Please transcribe the listing below in full and word for word, without its pictures.

-- Start --

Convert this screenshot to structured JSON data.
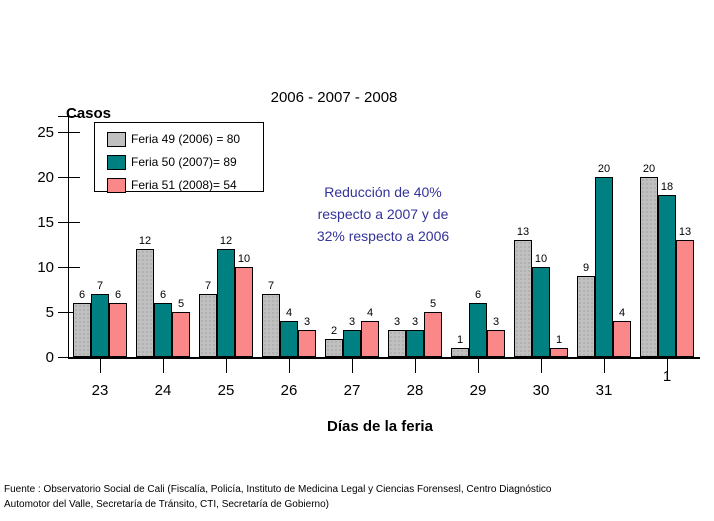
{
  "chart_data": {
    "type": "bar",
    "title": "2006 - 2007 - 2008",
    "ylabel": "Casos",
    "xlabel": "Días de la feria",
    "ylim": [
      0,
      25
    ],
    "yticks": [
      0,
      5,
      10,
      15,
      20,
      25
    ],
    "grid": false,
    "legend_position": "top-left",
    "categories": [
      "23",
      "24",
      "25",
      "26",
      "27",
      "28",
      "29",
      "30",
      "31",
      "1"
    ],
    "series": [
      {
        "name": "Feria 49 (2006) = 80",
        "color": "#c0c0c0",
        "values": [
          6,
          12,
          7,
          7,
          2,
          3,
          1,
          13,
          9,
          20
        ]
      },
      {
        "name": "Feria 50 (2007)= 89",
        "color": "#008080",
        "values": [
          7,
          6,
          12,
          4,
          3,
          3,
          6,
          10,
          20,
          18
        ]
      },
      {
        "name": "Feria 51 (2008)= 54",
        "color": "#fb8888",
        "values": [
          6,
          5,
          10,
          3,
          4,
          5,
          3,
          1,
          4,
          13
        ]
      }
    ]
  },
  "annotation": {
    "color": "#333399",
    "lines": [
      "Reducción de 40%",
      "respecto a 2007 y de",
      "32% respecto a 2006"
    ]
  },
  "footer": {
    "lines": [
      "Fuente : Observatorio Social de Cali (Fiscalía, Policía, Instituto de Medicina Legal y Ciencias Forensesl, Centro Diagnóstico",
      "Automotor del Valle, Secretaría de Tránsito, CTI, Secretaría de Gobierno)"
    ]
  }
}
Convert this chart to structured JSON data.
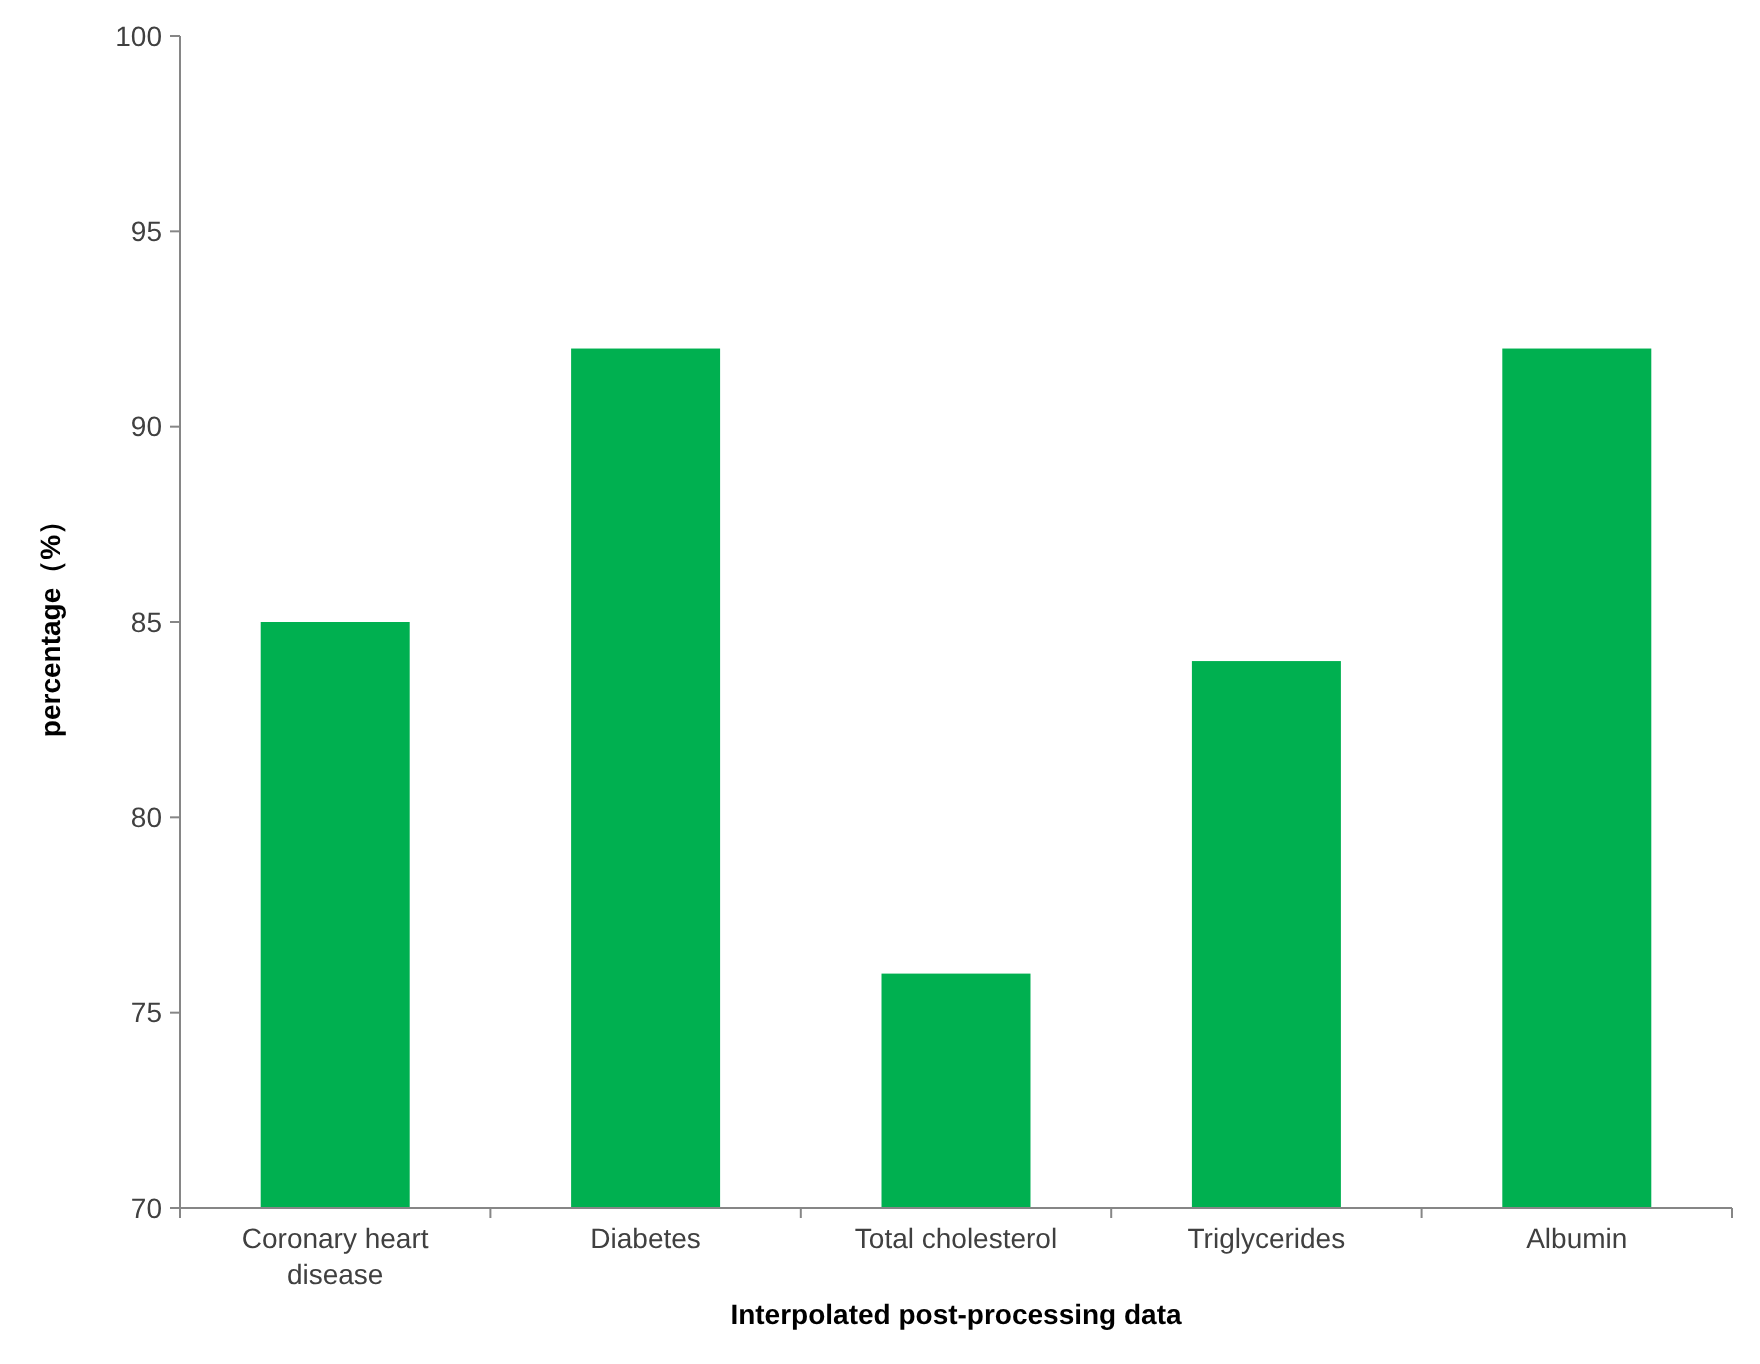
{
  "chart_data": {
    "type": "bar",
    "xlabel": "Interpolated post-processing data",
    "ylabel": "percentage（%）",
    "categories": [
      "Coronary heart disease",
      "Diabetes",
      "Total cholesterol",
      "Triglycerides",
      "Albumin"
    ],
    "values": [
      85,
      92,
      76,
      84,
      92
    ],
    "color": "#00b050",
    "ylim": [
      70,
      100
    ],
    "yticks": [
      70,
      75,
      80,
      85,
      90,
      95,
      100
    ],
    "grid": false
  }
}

-- End --

Exercise solution
Convert this screenshot to structured JSON data.
{
  "chart_data": {
    "type": "bar",
    "title": "2006 - 2007 - 2008",
    "ylabel": "Casos",
    "xlabel": "Días de la feria",
    "ylim": [
      0,
      25
    ],
    "yticks": [
      0,
      5,
      10,
      15,
      20,
      25
    ],
    "grid": false,
    "legend_position": "top-left",
    "categories": [
      "23",
      "24",
      "25",
      "26",
      "27",
      "28",
      "29",
      "30",
      "31",
      "1"
    ],
    "series": [
      {
        "name": "Feria 49 (2006) = 80",
        "color": "#c0c0c0",
        "values": [
          6,
          12,
          7,
          7,
          2,
          3,
          1,
          13,
          9,
          20
        ]
      },
      {
        "name": "Feria 50 (2007)= 89",
        "color": "#008080",
        "values": [
          7,
          6,
          12,
          4,
          3,
          3,
          6,
          10,
          20,
          18
        ]
      },
      {
        "name": "Feria 51 (2008)= 54",
        "color": "#fb8888",
        "values": [
          6,
          5,
          10,
          3,
          4,
          5,
          3,
          1,
          4,
          13
        ]
      }
    ]
  },
  "annotation": {
    "color": "#333399",
    "lines": [
      "Reducción de 40%",
      "respecto a 2007 y de",
      "32% respecto a 2006"
    ]
  },
  "footer": {
    "lines": [
      "Fuente : Observatorio Social de Cali (Fiscalía, Policía, Instituto de Medicina Legal y Ciencias Forensesl, Centro Diagnóstico",
      "Automotor del Valle, Secretaría de Tránsito, CTI, Secretaría de Gobierno)"
    ]
  }
}
Convert this chart to structured JSON data.
{
  "chart_data": {
    "type": "bar",
    "xlabel": "Interpolated post-processing data",
    "ylabel": "percentage（%）",
    "categories": [
      "Coronary heart disease",
      "Diabetes",
      "Total cholesterol",
      "Triglycerides",
      "Albumin"
    ],
    "values": [
      85,
      92,
      76,
      84,
      92
    ],
    "color": "#00b050",
    "ylim": [
      70,
      100
    ],
    "yticks": [
      70,
      75,
      80,
      85,
      90,
      95,
      100
    ],
    "grid": false
  }
}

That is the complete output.